Exercise instructions -> Copy out the entries below precisely; nothing is to be omitted.

────────────────────────────────────────

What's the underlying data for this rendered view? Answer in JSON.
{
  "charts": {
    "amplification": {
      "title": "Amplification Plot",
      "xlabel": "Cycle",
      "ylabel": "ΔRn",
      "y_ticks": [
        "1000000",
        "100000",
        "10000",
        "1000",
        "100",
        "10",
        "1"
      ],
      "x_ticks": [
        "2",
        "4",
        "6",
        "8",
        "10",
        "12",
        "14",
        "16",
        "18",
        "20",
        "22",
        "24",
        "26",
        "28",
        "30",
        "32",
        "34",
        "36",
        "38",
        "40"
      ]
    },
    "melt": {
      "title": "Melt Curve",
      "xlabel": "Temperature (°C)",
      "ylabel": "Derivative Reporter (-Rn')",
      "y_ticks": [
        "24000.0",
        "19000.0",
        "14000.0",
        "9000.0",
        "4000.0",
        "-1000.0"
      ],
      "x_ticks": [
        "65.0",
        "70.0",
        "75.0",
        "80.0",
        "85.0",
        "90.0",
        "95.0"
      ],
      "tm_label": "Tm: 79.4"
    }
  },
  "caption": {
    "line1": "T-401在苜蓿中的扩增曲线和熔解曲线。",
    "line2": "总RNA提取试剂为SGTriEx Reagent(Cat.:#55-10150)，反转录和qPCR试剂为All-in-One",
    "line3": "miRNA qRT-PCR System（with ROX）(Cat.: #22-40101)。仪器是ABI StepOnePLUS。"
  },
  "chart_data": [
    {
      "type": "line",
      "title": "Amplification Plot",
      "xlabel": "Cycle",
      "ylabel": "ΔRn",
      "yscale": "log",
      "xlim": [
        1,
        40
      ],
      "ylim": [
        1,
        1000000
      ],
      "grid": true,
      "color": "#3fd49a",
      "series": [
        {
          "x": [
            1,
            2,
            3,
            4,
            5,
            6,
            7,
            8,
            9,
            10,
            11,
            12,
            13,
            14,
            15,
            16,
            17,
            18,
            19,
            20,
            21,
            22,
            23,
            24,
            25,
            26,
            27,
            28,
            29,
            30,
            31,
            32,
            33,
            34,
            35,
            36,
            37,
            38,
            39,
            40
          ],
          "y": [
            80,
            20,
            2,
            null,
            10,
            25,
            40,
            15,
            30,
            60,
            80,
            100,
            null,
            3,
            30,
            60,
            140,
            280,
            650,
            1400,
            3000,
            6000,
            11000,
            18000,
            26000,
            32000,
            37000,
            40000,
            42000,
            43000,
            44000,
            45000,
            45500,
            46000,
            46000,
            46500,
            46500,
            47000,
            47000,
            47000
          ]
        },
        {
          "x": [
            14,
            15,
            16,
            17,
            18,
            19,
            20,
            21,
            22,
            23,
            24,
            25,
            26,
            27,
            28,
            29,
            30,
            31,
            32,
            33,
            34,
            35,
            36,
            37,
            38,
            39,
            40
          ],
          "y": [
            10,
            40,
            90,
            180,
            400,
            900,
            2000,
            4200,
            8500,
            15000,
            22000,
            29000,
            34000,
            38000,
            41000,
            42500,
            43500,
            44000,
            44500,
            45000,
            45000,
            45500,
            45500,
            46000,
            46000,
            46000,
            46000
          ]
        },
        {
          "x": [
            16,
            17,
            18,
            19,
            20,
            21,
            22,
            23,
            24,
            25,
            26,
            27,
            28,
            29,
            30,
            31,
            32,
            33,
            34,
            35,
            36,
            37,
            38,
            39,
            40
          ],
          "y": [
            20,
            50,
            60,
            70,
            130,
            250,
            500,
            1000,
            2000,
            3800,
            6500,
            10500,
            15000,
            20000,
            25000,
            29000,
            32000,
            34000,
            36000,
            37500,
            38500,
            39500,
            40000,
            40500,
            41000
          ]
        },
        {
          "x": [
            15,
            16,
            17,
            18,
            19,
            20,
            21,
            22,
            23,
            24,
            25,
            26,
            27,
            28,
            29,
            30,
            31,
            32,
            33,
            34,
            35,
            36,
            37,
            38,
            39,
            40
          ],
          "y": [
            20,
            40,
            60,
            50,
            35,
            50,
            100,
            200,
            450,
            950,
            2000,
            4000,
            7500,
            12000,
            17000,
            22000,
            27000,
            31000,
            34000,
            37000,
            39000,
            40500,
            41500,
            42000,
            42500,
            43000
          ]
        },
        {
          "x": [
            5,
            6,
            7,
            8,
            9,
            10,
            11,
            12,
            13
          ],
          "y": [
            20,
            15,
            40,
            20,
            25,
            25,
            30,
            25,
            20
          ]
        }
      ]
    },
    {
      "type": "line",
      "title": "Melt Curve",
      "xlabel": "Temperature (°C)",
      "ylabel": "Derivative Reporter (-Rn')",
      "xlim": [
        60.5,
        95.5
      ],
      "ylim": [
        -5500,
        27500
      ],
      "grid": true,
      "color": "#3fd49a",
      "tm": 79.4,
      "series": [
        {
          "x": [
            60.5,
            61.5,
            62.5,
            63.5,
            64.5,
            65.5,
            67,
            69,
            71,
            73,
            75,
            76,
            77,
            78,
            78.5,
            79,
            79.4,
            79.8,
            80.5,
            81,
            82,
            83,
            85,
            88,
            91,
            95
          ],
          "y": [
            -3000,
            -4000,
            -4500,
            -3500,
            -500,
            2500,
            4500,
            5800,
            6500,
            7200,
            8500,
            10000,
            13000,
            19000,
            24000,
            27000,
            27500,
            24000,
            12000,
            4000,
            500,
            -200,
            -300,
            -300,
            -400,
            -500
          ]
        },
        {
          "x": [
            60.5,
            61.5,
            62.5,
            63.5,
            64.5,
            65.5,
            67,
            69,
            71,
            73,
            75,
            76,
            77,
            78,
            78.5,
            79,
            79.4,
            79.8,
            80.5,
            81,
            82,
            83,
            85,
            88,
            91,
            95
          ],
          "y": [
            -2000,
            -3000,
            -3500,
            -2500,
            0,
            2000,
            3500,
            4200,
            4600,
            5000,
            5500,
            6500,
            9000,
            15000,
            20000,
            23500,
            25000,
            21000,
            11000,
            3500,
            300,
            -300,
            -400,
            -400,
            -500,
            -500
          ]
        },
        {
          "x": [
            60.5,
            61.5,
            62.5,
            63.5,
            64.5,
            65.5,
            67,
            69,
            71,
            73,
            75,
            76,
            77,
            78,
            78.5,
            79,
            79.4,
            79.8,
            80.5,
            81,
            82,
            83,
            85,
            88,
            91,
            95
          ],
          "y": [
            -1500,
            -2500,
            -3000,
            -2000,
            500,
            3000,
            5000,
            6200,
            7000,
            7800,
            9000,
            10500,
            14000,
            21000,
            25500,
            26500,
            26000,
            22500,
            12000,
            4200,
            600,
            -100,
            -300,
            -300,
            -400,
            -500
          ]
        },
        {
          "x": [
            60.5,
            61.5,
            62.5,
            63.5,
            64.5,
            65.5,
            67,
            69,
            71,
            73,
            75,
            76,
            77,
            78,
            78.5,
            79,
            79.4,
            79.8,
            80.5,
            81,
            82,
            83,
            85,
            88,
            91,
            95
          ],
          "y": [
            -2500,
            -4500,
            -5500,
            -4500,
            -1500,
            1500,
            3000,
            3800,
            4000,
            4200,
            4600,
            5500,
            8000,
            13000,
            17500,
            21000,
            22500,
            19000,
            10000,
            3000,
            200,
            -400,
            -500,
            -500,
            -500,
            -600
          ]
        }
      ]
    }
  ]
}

────────────────────────────────────────

Answer to this exercise ->
What's the underlying data for this rendered view? Answer in JSON.
{
  "charts": {
    "amplification": {
      "title": "Amplification Plot",
      "xlabel": "Cycle",
      "ylabel": "ΔRn",
      "y_ticks": [
        "1000000",
        "100000",
        "10000",
        "1000",
        "100",
        "10",
        "1"
      ],
      "x_ticks": [
        "2",
        "4",
        "6",
        "8",
        "10",
        "12",
        "14",
        "16",
        "18",
        "20",
        "22",
        "24",
        "26",
        "28",
        "30",
        "32",
        "34",
        "36",
        "38",
        "40"
      ]
    },
    "melt": {
      "title": "Melt Curve",
      "xlabel": "Temperature (°C)",
      "ylabel": "Derivative Reporter (-Rn')",
      "y_ticks": [
        "24000.0",
        "19000.0",
        "14000.0",
        "9000.0",
        "4000.0",
        "-1000.0"
      ],
      "x_ticks": [
        "65.0",
        "70.0",
        "75.0",
        "80.0",
        "85.0",
        "90.0",
        "95.0"
      ],
      "tm_label": "Tm: 79.4"
    }
  },
  "caption": {
    "line1": "T-401在苜蓿中的扩增曲线和熔解曲线。",
    "line2": "总RNA提取试剂为SGTriEx Reagent(Cat.:#55-10150)，反转录和qPCR试剂为All-in-One",
    "line3": "miRNA qRT-PCR System（with ROX）(Cat.: #22-40101)。仪器是ABI StepOnePLUS。"
  },
  "chart_data": [
    {
      "type": "line",
      "title": "Amplification Plot",
      "xlabel": "Cycle",
      "ylabel": "ΔRn",
      "yscale": "log",
      "xlim": [
        1,
        40
      ],
      "ylim": [
        1,
        1000000
      ],
      "grid": true,
      "color": "#3fd49a",
      "series": [
        {
          "x": [
            1,
            2,
            3,
            4,
            5,
            6,
            7,
            8,
            9,
            10,
            11,
            12,
            13,
            14,
            15,
            16,
            17,
            18,
            19,
            20,
            21,
            22,
            23,
            24,
            25,
            26,
            27,
            28,
            29,
            30,
            31,
            32,
            33,
            34,
            35,
            36,
            37,
            38,
            39,
            40
          ],
          "y": [
            80,
            20,
            2,
            null,
            10,
            25,
            40,
            15,
            30,
            60,
            80,
            100,
            null,
            3,
            30,
            60,
            140,
            280,
            650,
            1400,
            3000,
            6000,
            11000,
            18000,
            26000,
            32000,
            37000,
            40000,
            42000,
            43000,
            44000,
            45000,
            45500,
            46000,
            46000,
            46500,
            46500,
            47000,
            47000,
            47000
          ]
        },
        {
          "x": [
            14,
            15,
            16,
            17,
            18,
            19,
            20,
            21,
            22,
            23,
            24,
            25,
            26,
            27,
            28,
            29,
            30,
            31,
            32,
            33,
            34,
            35,
            36,
            37,
            38,
            39,
            40
          ],
          "y": [
            10,
            40,
            90,
            180,
            400,
            900,
            2000,
            4200,
            8500,
            15000,
            22000,
            29000,
            34000,
            38000,
            41000,
            42500,
            43500,
            44000,
            44500,
            45000,
            45000,
            45500,
            45500,
            46000,
            46000,
            46000,
            46000
          ]
        },
        {
          "x": [
            16,
            17,
            18,
            19,
            20,
            21,
            22,
            23,
            24,
            25,
            26,
            27,
            28,
            29,
            30,
            31,
            32,
            33,
            34,
            35,
            36,
            37,
            38,
            39,
            40
          ],
          "y": [
            20,
            50,
            60,
            70,
            130,
            250,
            500,
            1000,
            2000,
            3800,
            6500,
            10500,
            15000,
            20000,
            25000,
            29000,
            32000,
            34000,
            36000,
            37500,
            38500,
            39500,
            40000,
            40500,
            41000
          ]
        },
        {
          "x": [
            15,
            16,
            17,
            18,
            19,
            20,
            21,
            22,
            23,
            24,
            25,
            26,
            27,
            28,
            29,
            30,
            31,
            32,
            33,
            34,
            35,
            36,
            37,
            38,
            39,
            40
          ],
          "y": [
            20,
            40,
            60,
            50,
            35,
            50,
            100,
            200,
            450,
            950,
            2000,
            4000,
            7500,
            12000,
            17000,
            22000,
            27000,
            31000,
            34000,
            37000,
            39000,
            40500,
            41500,
            42000,
            42500,
            43000
          ]
        },
        {
          "x": [
            5,
            6,
            7,
            8,
            9,
            10,
            11,
            12,
            13
          ],
          "y": [
            20,
            15,
            40,
            20,
            25,
            25,
            30,
            25,
            20
          ]
        }
      ]
    },
    {
      "type": "line",
      "title": "Melt Curve",
      "xlabel": "Temperature (°C)",
      "ylabel": "Derivative Reporter (-Rn')",
      "xlim": [
        60.5,
        95.5
      ],
      "ylim": [
        -5500,
        27500
      ],
      "grid": true,
      "color": "#3fd49a",
      "tm": 79.4,
      "series": [
        {
          "x": [
            60.5,
            61.5,
            62.5,
            63.5,
            64.5,
            65.5,
            67,
            69,
            71,
            73,
            75,
            76,
            77,
            78,
            78.5,
            79,
            79.4,
            79.8,
            80.5,
            81,
            82,
            83,
            85,
            88,
            91,
            95
          ],
          "y": [
            -3000,
            -4000,
            -4500,
            -3500,
            -500,
            2500,
            4500,
            5800,
            6500,
            7200,
            8500,
            10000,
            13000,
            19000,
            24000,
            27000,
            27500,
            24000,
            12000,
            4000,
            500,
            -200,
            -300,
            -300,
            -400,
            -500
          ]
        },
        {
          "x": [
            60.5,
            61.5,
            62.5,
            63.5,
            64.5,
            65.5,
            67,
            69,
            71,
            73,
            75,
            76,
            77,
            78,
            78.5,
            79,
            79.4,
            79.8,
            80.5,
            81,
            82,
            83,
            85,
            88,
            91,
            95
          ],
          "y": [
            -2000,
            -3000,
            -3500,
            -2500,
            0,
            2000,
            3500,
            4200,
            4600,
            5000,
            5500,
            6500,
            9000,
            15000,
            20000,
            23500,
            25000,
            21000,
            11000,
            3500,
            300,
            -300,
            -400,
            -400,
            -500,
            -500
          ]
        },
        {
          "x": [
            60.5,
            61.5,
            62.5,
            63.5,
            64.5,
            65.5,
            67,
            69,
            71,
            73,
            75,
            76,
            77,
            78,
            78.5,
            79,
            79.4,
            79.8,
            80.5,
            81,
            82,
            83,
            85,
            88,
            91,
            95
          ],
          "y": [
            -1500,
            -2500,
            -3000,
            -2000,
            500,
            3000,
            5000,
            6200,
            7000,
            7800,
            9000,
            10500,
            14000,
            21000,
            25500,
            26500,
            26000,
            22500,
            12000,
            4200,
            600,
            -100,
            -300,
            -300,
            -400,
            -500
          ]
        },
        {
          "x": [
            60.5,
            61.5,
            62.5,
            63.5,
            64.5,
            65.5,
            67,
            69,
            71,
            73,
            75,
            76,
            77,
            78,
            78.5,
            79,
            79.4,
            79.8,
            80.5,
            81,
            82,
            83,
            85,
            88,
            91,
            95
          ],
          "y": [
            -2500,
            -4500,
            -5500,
            -4500,
            -1500,
            1500,
            3000,
            3800,
            4000,
            4200,
            4600,
            5500,
            8000,
            13000,
            17500,
            21000,
            22500,
            19000,
            10000,
            3000,
            200,
            -400,
            -500,
            -500,
            -500,
            -600
          ]
        }
      ]
    }
  ]
}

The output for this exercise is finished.